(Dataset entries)
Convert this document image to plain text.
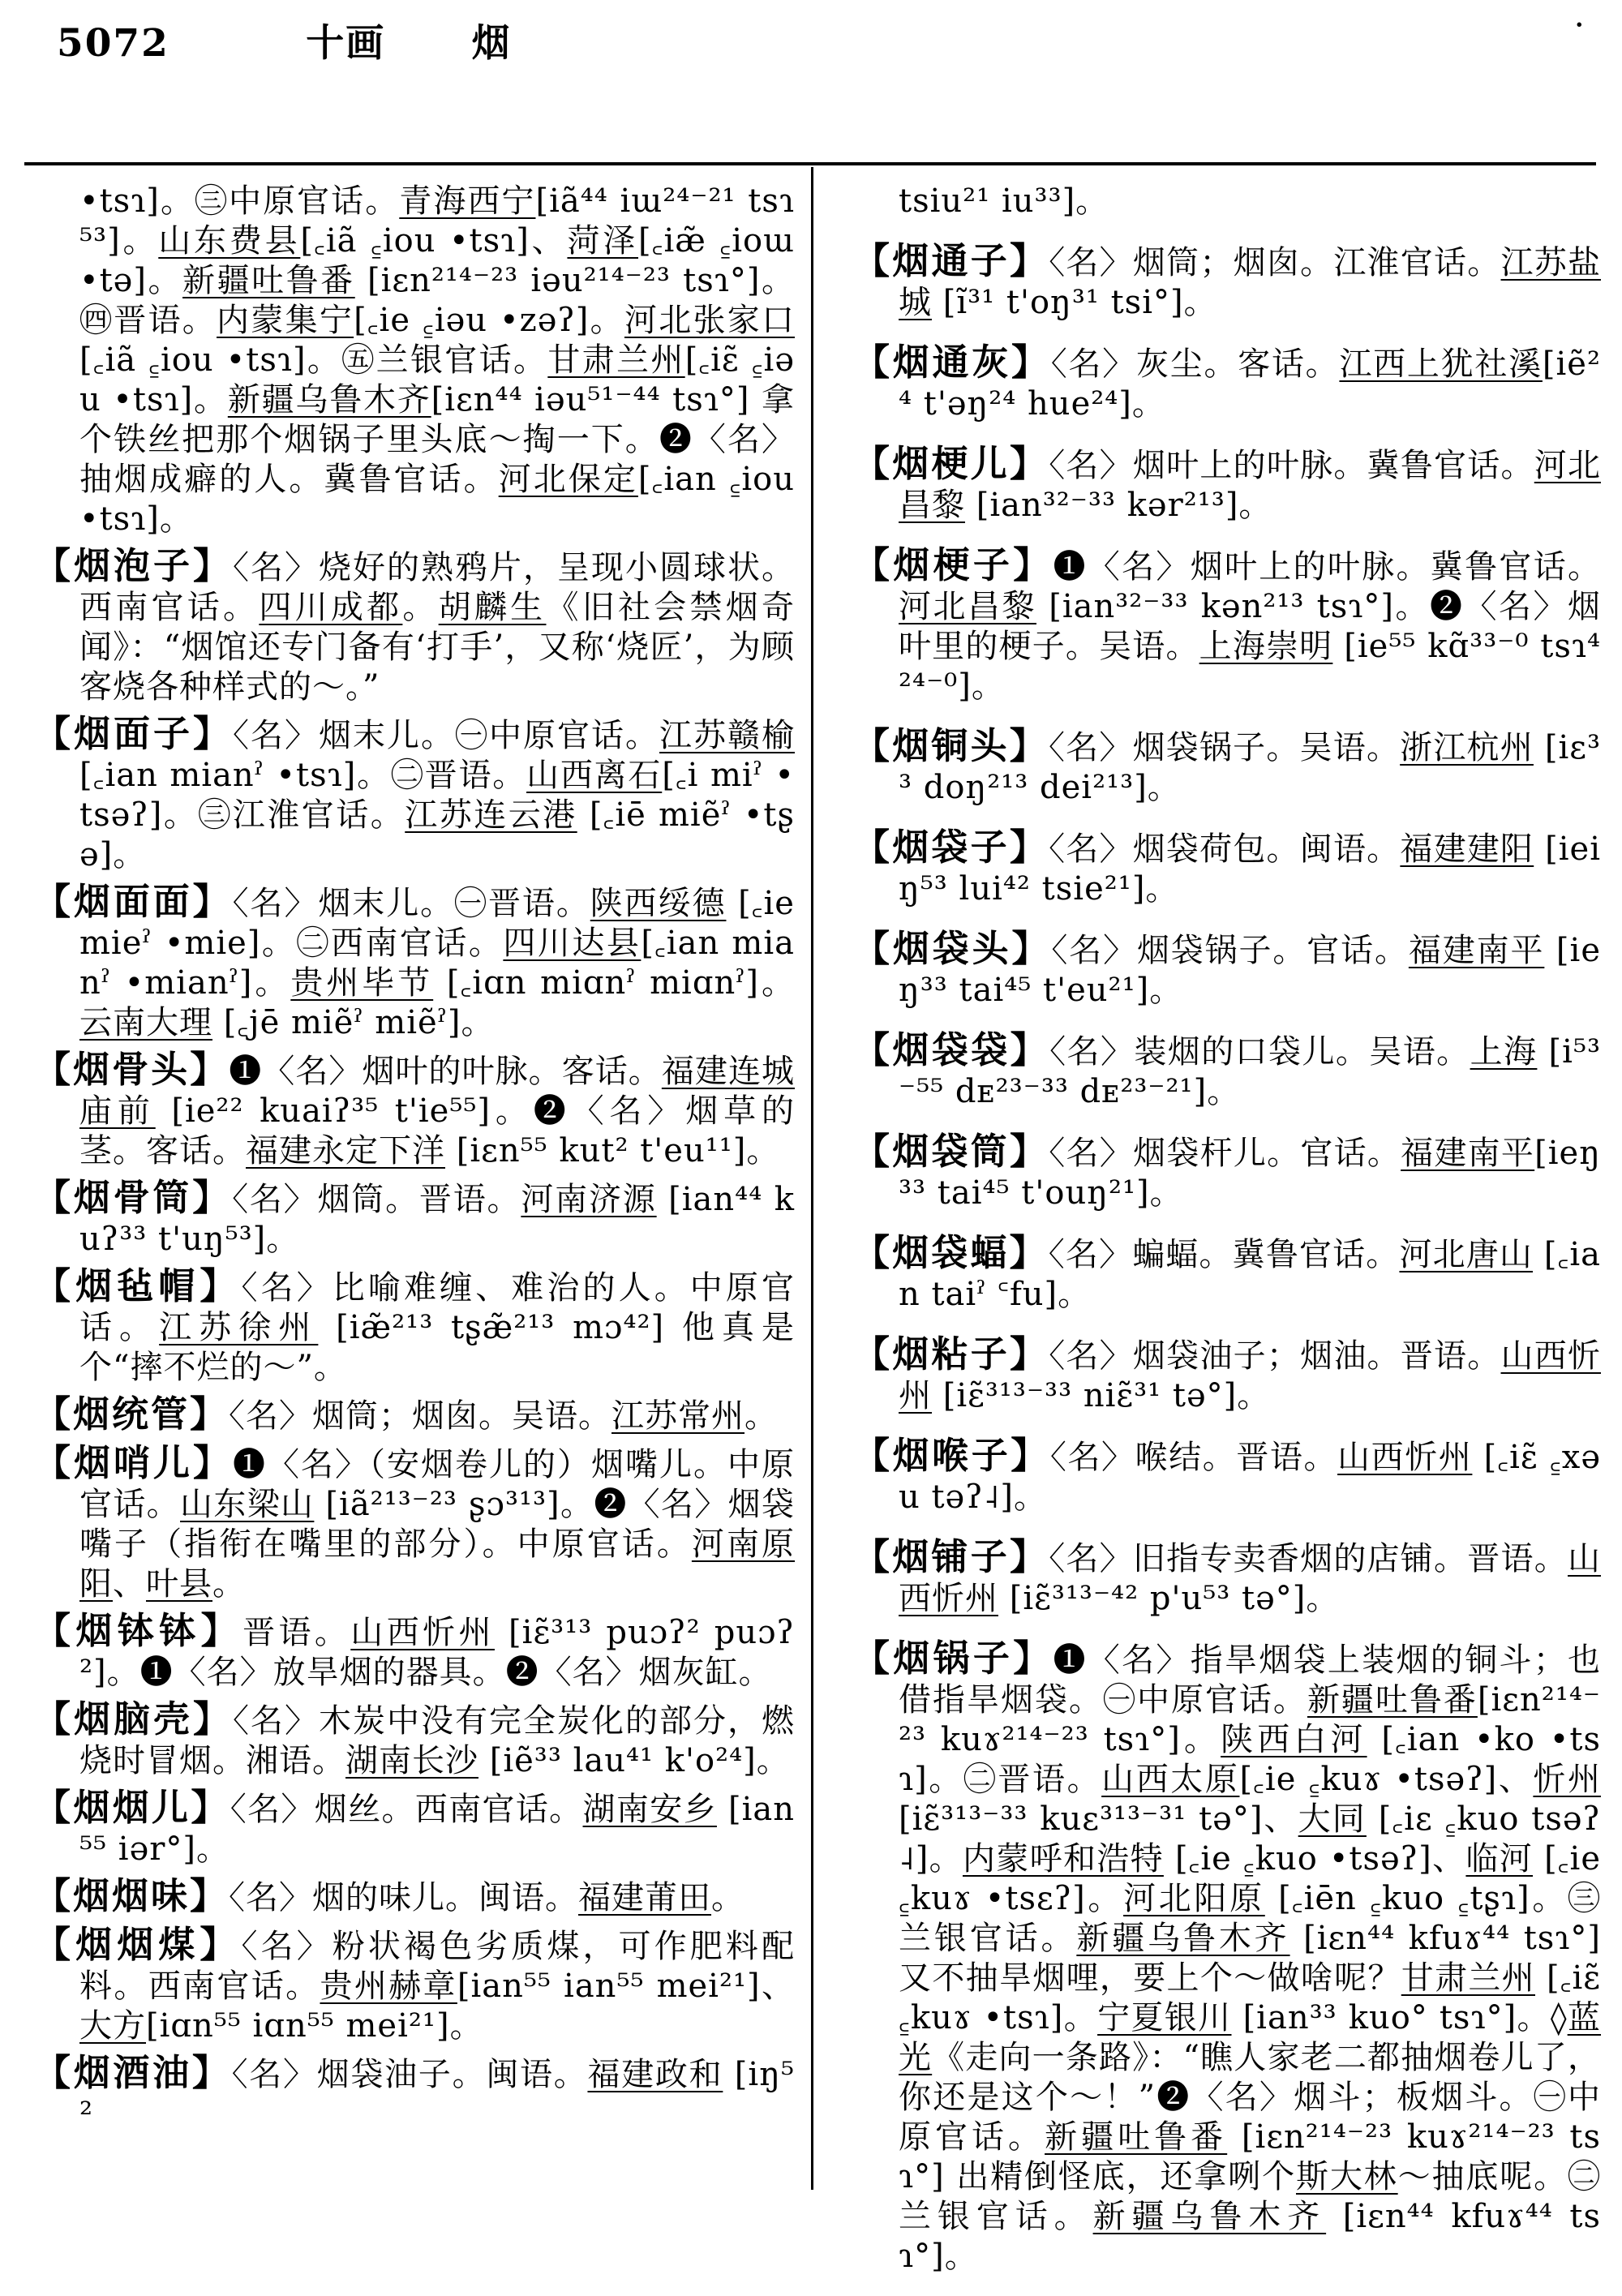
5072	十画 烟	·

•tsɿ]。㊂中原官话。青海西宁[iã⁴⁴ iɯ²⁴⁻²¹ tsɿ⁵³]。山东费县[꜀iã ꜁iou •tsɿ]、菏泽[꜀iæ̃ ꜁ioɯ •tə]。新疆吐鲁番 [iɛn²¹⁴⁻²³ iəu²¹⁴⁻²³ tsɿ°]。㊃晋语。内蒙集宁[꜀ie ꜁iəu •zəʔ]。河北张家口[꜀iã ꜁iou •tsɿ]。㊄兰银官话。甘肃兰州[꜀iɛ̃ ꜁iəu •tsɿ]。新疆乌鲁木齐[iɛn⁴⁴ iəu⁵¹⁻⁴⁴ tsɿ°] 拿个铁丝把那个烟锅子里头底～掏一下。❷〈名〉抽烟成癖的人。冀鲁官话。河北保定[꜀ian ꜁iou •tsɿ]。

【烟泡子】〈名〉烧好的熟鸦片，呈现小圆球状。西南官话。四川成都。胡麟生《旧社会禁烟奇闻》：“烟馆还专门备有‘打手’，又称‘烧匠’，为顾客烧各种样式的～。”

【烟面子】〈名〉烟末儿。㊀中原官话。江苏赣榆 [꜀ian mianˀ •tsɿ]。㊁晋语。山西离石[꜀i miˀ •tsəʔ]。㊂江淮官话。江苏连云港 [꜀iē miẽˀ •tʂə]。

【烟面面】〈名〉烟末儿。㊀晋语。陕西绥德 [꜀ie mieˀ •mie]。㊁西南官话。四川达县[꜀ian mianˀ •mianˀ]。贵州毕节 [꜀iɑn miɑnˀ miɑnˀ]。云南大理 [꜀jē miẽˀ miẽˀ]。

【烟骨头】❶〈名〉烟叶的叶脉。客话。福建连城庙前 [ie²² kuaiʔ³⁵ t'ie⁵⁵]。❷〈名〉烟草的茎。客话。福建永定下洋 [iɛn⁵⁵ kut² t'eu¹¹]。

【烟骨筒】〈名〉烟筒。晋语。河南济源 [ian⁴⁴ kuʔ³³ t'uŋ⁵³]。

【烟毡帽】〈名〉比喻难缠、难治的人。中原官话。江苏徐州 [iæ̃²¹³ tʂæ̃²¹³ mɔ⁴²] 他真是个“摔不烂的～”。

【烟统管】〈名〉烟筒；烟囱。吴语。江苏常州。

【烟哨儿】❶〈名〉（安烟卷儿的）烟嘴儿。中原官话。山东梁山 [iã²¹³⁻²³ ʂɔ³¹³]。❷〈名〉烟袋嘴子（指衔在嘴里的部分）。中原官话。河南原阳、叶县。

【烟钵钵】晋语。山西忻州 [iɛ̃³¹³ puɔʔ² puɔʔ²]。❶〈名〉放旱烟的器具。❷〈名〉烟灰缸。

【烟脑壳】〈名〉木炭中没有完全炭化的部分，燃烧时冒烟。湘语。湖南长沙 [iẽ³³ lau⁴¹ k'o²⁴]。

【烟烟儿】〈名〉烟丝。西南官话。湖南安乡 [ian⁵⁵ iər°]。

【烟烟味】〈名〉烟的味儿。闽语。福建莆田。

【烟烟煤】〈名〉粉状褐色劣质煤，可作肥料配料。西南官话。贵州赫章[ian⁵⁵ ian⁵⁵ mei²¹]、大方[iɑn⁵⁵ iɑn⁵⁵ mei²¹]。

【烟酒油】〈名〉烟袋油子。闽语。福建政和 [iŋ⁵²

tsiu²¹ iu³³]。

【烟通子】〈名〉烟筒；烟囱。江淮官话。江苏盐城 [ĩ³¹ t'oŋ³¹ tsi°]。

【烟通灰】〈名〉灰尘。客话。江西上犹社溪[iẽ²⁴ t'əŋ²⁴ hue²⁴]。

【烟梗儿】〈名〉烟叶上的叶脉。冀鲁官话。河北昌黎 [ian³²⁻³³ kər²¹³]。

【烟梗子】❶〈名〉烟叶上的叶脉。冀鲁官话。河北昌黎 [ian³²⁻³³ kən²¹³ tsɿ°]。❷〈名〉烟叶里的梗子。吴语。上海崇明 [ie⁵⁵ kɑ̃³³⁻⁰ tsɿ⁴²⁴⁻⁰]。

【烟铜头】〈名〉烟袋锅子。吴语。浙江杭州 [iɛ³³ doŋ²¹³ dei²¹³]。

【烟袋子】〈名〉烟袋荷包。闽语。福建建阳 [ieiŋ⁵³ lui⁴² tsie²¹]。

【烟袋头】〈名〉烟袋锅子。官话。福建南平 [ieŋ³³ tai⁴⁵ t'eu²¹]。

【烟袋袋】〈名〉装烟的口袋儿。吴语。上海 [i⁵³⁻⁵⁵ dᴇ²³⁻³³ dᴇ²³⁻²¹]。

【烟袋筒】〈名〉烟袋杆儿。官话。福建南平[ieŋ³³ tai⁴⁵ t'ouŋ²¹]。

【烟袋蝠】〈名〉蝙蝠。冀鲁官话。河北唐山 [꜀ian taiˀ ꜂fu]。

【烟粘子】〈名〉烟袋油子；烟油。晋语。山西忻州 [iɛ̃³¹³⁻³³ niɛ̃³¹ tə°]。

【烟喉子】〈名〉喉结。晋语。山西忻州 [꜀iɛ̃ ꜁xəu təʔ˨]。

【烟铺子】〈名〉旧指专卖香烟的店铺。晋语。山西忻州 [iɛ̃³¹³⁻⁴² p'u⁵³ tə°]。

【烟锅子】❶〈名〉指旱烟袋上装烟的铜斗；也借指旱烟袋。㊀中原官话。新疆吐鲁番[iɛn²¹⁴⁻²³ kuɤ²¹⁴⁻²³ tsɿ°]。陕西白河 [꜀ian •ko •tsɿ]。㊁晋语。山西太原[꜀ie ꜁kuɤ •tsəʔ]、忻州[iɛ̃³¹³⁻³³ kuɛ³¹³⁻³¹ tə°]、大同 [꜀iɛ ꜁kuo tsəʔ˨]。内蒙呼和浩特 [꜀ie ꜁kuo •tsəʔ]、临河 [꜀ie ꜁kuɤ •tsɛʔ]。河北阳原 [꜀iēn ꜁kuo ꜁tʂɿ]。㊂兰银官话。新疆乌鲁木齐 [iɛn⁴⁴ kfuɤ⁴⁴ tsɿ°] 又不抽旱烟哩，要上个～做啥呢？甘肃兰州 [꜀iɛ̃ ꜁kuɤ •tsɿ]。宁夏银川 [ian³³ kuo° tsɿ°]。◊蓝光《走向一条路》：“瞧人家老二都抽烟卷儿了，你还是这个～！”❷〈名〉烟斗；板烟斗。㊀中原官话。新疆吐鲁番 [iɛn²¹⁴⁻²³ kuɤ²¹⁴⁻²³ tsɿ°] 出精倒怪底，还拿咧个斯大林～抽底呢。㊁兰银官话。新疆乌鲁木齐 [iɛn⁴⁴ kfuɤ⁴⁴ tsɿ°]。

*REQUIRED WORK:* Your task is to reproduce all of the material exactly. The pictures stay out.

*ANSWER TO THE PROBLEM:*
Convert this document image to plain text.
5072	十画 烟	·

•tsɿ]。㊂中原官话。青海西宁[iã⁴⁴ iɯ²⁴⁻²¹ tsɿ⁵³]。山东费县[꜀iã ꜁iou •tsɿ]、菏泽[꜀iæ̃ ꜁ioɯ •tə]。新疆吐鲁番 [iɛn²¹⁴⁻²³ iəu²¹⁴⁻²³ tsɿ°]。㊃晋语。内蒙集宁[꜀ie ꜁iəu •zəʔ]。河北张家口[꜀iã ꜁iou •tsɿ]。㊄兰银官话。甘肃兰州[꜀iɛ̃ ꜁iəu •tsɿ]。新疆乌鲁木齐[iɛn⁴⁴ iəu⁵¹⁻⁴⁴ tsɿ°] 拿个铁丝把那个烟锅子里头底～掏一下。❷〈名〉抽烟成癖的人。冀鲁官话。河北保定[꜀ian ꜁iou •tsɿ]。

【烟泡子】〈名〉烧好的熟鸦片，呈现小圆球状。西南官话。四川成都。胡麟生《旧社会禁烟奇闻》：“烟馆还专门备有‘打手’，又称‘烧匠’，为顾客烧各种样式的～。”

【烟面子】〈名〉烟末儿。㊀中原官话。江苏赣榆 [꜀ian mianˀ •tsɿ]。㊁晋语。山西离石[꜀i miˀ •tsəʔ]。㊂江淮官话。江苏连云港 [꜀iē miẽˀ •tʂə]。

【烟面面】〈名〉烟末儿。㊀晋语。陕西绥德 [꜀ie mieˀ •mie]。㊁西南官话。四川达县[꜀ian mianˀ •mianˀ]。贵州毕节 [꜀iɑn miɑnˀ miɑnˀ]。云南大理 [꜀jē miẽˀ miẽˀ]。

【烟骨头】❶〈名〉烟叶的叶脉。客话。福建连城庙前 [ie²² kuaiʔ³⁵ t'ie⁵⁵]。❷〈名〉烟草的茎。客话。福建永定下洋 [iɛn⁵⁵ kut² t'eu¹¹]。

【烟骨筒】〈名〉烟筒。晋语。河南济源 [ian⁴⁴ kuʔ³³ t'uŋ⁵³]。

【烟毡帽】〈名〉比喻难缠、难治的人。中原官话。江苏徐州 [iæ̃²¹³ tʂæ̃²¹³ mɔ⁴²] 他真是个“摔不烂的～”。

【烟统管】〈名〉烟筒；烟囱。吴语。江苏常州。

【烟哨儿】❶〈名〉（安烟卷儿的）烟嘴儿。中原官话。山东梁山 [iã²¹³⁻²³ ʂɔ³¹³]。❷〈名〉烟袋嘴子（指衔在嘴里的部分）。中原官话。河南原阳、叶县。

【烟钵钵】晋语。山西忻州 [iɛ̃³¹³ puɔʔ² puɔʔ²]。❶〈名〉放旱烟的器具。❷〈名〉烟灰缸。

【烟脑壳】〈名〉木炭中没有完全炭化的部分，燃烧时冒烟。湘语。湖南长沙 [iẽ³³ lau⁴¹ k'o²⁴]。

【烟烟儿】〈名〉烟丝。西南官话。湖南安乡 [ian⁵⁵ iər°]。

【烟烟味】〈名〉烟的味儿。闽语。福建莆田。

【烟烟煤】〈名〉粉状褐色劣质煤，可作肥料配料。西南官话。贵州赫章[ian⁵⁵ ian⁵⁵ mei²¹]、大方[iɑn⁵⁵ iɑn⁵⁵ mei²¹]。

【烟酒油】〈名〉烟袋油子。闽语。福建政和 [iŋ⁵²

tsiu²¹ iu³³]。

【烟通子】〈名〉烟筒；烟囱。江淮官话。江苏盐城 [ĩ³¹ t'oŋ³¹ tsi°]。

【烟通灰】〈名〉灰尘。客话。江西上犹社溪[iẽ²⁴ t'əŋ²⁴ hue²⁴]。

【烟梗儿】〈名〉烟叶上的叶脉。冀鲁官话。河北昌黎 [ian³²⁻³³ kər²¹³]。

【烟梗子】❶〈名〉烟叶上的叶脉。冀鲁官话。河北昌黎 [ian³²⁻³³ kən²¹³ tsɿ°]。❷〈名〉烟叶里的梗子。吴语。上海崇明 [ie⁵⁵ kɑ̃³³⁻⁰ tsɿ⁴²⁴⁻⁰]。

【烟铜头】〈名〉烟袋锅子。吴语。浙江杭州 [iɛ³³ doŋ²¹³ dei²¹³]。

【烟袋子】〈名〉烟袋荷包。闽语。福建建阳 [ieiŋ⁵³ lui⁴² tsie²¹]。

【烟袋头】〈名〉烟袋锅子。官话。福建南平 [ieŋ³³ tai⁴⁵ t'eu²¹]。

【烟袋袋】〈名〉装烟的口袋儿。吴语。上海 [i⁵³⁻⁵⁵ dᴇ²³⁻³³ dᴇ²³⁻²¹]。

【烟袋筒】〈名〉烟袋杆儿。官话。福建南平[ieŋ³³ tai⁴⁵ t'ouŋ²¹]。

【烟袋蝠】〈名〉蝙蝠。冀鲁官话。河北唐山 [꜀ian taiˀ ꜂fu]。

【烟粘子】〈名〉烟袋油子；烟油。晋语。山西忻州 [iɛ̃³¹³⁻³³ niɛ̃³¹ tə°]。

【烟喉子】〈名〉喉结。晋语。山西忻州 [꜀iɛ̃ ꜁xəu təʔ˨]。

【烟铺子】〈名〉旧指专卖香烟的店铺。晋语。山西忻州 [iɛ̃³¹³⁻⁴² p'u⁵³ tə°]。

【烟锅子】❶〈名〉指旱烟袋上装烟的铜斗；也借指旱烟袋。㊀中原官话。新疆吐鲁番[iɛn²¹⁴⁻²³ kuɤ²¹⁴⁻²³ tsɿ°]。陕西白河 [꜀ian •ko •tsɿ]。㊁晋语。山西太原[꜀ie ꜁kuɤ •tsəʔ]、忻州[iɛ̃³¹³⁻³³ kuɛ³¹³⁻³¹ tə°]、大同 [꜀iɛ ꜁kuo tsəʔ˨]。内蒙呼和浩特 [꜀ie ꜁kuo •tsəʔ]、临河 [꜀ie ꜁kuɤ •tsɛʔ]。河北阳原 [꜀iēn ꜁kuo ꜁tʂɿ]。㊂兰银官话。新疆乌鲁木齐 [iɛn⁴⁴ kfuɤ⁴⁴ tsɿ°] 又不抽旱烟哩，要上个～做啥呢？甘肃兰州 [꜀iɛ̃ ꜁kuɤ •tsɿ]。宁夏银川 [ian³³ kuo° tsɿ°]。◊蓝光《走向一条路》：“瞧人家老二都抽烟卷儿了，你还是这个～！”❷〈名〉烟斗；板烟斗。㊀中原官话。新疆吐鲁番 [iɛn²¹⁴⁻²³ kuɤ²¹⁴⁻²³ tsɿ°] 出精倒怪底，还拿咧个斯大林～抽底呢。㊁兰银官话。新疆乌鲁木齐 [iɛn⁴⁴ kfuɤ⁴⁴ tsɿ°]。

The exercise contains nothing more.